## Begin Extracted records
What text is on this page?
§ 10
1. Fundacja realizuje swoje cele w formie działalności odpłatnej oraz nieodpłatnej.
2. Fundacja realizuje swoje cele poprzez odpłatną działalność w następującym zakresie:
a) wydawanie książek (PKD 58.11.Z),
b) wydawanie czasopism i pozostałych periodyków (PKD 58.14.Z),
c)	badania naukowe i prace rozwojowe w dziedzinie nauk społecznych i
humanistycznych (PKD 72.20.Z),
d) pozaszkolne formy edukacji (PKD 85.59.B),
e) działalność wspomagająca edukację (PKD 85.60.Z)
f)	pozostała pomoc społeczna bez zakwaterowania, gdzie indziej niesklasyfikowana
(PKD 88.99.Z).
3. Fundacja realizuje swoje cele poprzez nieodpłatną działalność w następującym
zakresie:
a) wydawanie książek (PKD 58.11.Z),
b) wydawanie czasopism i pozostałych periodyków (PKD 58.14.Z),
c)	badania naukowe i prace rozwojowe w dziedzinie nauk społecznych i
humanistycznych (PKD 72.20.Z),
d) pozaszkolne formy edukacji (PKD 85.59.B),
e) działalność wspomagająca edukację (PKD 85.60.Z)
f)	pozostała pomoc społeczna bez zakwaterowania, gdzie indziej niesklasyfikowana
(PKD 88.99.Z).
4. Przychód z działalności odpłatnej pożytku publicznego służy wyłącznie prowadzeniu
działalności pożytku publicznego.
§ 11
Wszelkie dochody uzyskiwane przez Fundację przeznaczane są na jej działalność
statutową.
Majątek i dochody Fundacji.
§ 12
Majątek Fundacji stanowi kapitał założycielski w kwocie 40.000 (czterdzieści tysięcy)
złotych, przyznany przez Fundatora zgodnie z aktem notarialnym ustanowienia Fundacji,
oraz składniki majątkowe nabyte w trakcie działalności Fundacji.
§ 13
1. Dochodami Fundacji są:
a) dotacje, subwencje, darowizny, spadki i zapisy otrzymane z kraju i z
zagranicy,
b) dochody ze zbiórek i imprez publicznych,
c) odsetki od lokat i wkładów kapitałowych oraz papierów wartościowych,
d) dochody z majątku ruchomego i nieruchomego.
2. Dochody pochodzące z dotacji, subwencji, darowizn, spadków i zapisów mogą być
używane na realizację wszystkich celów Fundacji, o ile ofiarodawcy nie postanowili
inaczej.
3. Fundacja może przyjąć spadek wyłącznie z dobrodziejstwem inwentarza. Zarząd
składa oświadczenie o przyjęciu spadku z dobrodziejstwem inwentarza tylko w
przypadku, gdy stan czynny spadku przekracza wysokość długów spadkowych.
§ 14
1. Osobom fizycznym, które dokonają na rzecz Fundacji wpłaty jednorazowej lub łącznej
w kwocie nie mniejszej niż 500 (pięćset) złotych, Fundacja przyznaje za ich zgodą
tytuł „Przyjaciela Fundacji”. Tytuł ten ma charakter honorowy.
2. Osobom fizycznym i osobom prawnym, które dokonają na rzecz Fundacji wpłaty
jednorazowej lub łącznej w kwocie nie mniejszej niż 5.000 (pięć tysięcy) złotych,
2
## End Extracted records
Check each line of the entries for the string "złotych". Copy the lines that have it.

Task result:
złotych, przyznany przez Fundatora zgodnie z aktem notarialnym ustanowienia Fundacji,
w kwocie nie mniejszej niż 500 (pięćset) złotych, Fundacja przyznaje za ich zgodą
jednorazowej lub łącznej w kwocie nie mniejszej niż 5.000 (pięć tysięcy) złotych,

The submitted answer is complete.